[Opening Supplied information section]

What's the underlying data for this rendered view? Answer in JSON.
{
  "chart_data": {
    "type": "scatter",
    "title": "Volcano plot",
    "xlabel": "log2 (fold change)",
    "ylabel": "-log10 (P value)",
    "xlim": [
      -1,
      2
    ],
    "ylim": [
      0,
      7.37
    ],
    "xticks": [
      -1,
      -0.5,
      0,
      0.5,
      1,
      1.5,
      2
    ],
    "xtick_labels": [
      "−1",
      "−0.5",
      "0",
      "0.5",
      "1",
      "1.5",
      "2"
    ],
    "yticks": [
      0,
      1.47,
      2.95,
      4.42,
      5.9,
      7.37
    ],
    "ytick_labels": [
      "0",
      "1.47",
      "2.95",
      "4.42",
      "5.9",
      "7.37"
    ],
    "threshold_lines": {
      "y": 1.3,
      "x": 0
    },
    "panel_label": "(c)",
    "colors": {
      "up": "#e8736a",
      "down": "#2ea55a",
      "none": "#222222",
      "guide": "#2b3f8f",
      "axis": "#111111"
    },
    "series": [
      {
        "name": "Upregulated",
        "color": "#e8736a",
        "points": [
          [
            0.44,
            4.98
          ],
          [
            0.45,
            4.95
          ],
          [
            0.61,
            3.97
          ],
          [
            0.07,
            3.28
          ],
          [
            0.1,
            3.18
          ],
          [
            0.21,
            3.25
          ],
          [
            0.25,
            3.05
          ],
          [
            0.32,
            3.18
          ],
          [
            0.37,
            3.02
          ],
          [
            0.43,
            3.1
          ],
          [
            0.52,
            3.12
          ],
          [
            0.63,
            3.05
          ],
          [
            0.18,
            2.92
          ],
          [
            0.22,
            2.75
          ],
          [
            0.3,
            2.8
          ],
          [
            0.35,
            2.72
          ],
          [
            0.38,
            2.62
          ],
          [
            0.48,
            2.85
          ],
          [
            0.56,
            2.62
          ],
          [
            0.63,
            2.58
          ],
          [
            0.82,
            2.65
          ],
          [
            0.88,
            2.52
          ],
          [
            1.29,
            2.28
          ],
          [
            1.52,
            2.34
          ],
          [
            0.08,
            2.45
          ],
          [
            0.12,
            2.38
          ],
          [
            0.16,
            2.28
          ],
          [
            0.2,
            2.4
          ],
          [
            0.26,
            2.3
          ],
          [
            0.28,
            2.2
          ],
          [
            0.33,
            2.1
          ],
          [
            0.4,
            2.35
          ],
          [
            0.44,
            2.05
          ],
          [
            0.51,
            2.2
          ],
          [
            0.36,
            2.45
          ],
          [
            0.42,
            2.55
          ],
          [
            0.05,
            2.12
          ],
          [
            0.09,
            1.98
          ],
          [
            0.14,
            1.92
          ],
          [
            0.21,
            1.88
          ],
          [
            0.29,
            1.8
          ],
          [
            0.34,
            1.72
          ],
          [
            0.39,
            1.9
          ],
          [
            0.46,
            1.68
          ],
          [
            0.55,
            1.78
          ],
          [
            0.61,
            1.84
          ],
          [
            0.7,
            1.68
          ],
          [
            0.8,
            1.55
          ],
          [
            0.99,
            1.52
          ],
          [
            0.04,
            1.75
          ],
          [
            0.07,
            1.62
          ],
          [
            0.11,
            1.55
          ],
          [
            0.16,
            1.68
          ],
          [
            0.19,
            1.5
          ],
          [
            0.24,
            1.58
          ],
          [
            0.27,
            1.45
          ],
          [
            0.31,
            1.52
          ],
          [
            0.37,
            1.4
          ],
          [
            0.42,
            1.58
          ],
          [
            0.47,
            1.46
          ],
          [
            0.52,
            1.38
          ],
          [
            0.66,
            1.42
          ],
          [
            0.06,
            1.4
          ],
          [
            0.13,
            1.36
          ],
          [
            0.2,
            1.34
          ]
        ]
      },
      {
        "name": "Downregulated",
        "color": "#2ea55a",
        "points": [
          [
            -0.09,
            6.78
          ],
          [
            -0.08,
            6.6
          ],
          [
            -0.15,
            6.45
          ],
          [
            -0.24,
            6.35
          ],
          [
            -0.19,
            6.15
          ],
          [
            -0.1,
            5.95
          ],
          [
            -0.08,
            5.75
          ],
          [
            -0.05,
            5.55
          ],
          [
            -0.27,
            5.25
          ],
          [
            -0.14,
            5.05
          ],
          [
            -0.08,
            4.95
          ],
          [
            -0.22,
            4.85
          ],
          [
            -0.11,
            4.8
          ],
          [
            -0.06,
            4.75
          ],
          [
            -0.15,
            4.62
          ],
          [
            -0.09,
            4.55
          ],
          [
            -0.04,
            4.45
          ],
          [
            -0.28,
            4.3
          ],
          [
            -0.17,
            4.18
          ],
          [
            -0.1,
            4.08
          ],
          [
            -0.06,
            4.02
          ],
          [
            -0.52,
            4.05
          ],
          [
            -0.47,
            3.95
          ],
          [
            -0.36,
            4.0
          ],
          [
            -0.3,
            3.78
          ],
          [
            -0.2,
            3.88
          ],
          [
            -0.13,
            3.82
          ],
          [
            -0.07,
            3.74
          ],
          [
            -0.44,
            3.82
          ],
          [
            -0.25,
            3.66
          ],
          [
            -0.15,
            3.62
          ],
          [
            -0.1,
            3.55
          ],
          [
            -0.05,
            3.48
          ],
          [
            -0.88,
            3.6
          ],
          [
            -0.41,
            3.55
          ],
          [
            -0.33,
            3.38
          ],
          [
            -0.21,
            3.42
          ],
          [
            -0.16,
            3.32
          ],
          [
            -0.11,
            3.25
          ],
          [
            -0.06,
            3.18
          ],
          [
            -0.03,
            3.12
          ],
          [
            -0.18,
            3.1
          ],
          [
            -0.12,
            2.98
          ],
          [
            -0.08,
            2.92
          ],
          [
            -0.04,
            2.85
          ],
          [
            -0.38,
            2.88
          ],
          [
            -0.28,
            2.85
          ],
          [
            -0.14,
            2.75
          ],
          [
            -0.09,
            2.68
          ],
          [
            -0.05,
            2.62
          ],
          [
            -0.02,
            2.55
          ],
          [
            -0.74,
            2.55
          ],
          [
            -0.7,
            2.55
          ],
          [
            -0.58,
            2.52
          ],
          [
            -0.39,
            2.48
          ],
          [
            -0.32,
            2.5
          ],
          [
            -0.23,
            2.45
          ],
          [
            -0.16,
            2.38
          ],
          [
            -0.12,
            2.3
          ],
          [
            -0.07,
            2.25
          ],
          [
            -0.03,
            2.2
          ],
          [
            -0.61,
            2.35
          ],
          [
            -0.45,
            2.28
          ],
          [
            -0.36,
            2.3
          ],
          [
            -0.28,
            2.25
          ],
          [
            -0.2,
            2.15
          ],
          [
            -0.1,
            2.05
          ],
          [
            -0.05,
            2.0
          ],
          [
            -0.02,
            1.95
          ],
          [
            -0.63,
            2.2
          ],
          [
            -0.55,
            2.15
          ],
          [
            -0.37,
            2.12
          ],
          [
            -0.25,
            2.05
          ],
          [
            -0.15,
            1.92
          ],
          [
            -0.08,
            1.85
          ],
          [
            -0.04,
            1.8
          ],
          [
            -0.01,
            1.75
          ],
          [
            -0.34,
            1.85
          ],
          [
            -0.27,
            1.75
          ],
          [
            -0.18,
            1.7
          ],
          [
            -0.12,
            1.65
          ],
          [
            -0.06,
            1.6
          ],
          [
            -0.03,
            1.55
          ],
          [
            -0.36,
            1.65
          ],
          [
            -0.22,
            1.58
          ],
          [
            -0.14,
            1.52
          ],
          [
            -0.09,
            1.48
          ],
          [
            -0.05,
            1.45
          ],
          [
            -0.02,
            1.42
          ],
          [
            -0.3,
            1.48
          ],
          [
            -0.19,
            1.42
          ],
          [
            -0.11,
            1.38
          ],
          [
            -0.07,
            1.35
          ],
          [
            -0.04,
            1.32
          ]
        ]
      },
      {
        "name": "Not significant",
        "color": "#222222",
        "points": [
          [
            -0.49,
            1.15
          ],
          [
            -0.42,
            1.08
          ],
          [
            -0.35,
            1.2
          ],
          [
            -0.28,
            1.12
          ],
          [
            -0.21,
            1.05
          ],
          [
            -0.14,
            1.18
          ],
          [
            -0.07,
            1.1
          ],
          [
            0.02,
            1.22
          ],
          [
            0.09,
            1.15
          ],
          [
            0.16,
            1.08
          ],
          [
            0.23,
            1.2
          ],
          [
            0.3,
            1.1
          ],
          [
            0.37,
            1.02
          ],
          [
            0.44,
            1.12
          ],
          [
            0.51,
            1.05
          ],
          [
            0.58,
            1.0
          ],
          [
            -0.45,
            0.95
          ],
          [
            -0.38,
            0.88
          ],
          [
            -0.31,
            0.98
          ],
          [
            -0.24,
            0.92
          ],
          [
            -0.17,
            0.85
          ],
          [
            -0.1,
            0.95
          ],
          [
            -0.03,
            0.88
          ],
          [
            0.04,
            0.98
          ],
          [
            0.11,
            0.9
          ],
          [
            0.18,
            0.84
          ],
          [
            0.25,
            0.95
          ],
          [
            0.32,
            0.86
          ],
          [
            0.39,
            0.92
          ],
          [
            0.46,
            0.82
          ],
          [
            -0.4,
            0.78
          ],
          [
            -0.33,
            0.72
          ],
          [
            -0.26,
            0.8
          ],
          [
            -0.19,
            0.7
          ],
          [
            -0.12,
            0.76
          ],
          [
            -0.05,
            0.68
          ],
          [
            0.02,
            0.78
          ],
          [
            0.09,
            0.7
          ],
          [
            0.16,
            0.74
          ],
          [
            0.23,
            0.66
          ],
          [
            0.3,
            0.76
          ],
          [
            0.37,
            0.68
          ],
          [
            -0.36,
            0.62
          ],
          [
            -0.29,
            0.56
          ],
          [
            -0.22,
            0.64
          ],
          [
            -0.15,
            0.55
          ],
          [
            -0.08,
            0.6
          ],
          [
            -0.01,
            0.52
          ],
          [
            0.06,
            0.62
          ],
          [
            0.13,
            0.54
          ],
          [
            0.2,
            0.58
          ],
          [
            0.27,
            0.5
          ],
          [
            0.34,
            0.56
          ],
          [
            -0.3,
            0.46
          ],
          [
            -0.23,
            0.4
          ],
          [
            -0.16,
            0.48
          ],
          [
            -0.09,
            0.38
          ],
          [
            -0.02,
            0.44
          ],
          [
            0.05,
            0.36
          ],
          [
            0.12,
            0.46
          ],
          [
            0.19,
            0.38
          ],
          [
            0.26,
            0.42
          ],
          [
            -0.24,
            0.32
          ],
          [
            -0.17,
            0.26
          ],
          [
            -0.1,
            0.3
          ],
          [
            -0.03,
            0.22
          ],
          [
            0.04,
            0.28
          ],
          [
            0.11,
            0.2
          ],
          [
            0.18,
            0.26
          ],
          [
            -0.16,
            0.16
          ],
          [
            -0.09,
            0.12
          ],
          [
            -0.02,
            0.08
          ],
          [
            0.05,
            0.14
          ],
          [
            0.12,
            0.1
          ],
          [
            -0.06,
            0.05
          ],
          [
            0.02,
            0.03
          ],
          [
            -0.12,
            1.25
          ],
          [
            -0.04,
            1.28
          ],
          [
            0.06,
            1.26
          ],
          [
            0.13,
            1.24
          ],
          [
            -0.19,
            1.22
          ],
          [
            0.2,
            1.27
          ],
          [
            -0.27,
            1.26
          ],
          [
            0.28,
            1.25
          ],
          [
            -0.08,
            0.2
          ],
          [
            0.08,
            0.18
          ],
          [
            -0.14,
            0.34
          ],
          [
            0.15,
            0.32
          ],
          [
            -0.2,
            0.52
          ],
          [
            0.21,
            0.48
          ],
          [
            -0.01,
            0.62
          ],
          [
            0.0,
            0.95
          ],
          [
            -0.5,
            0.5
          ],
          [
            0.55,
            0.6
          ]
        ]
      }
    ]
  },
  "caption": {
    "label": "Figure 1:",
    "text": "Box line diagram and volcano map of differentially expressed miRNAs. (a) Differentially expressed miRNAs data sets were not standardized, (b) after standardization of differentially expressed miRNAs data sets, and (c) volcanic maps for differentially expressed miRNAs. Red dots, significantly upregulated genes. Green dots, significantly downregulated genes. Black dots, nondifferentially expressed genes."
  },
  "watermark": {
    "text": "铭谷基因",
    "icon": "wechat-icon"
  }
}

[Closing Supplied information section]

## Task item:
Each line in the entries above that includes the string "text" should be extracted.

## Response:
    "text": "Box line diagram and volcano map of differentially expressed miRNAs. (a) Differentially expressed miRNAs data sets were not standardized, (b) after standardization of differentially expressed miRNAs data sets, and (c) volcanic maps for differentially expressed miRNAs. Red dots, significantly upregulated genes. Green dots, significantly downregulated genes. Black dots, nondifferentially expressed genes."
    "text": "铭谷基因",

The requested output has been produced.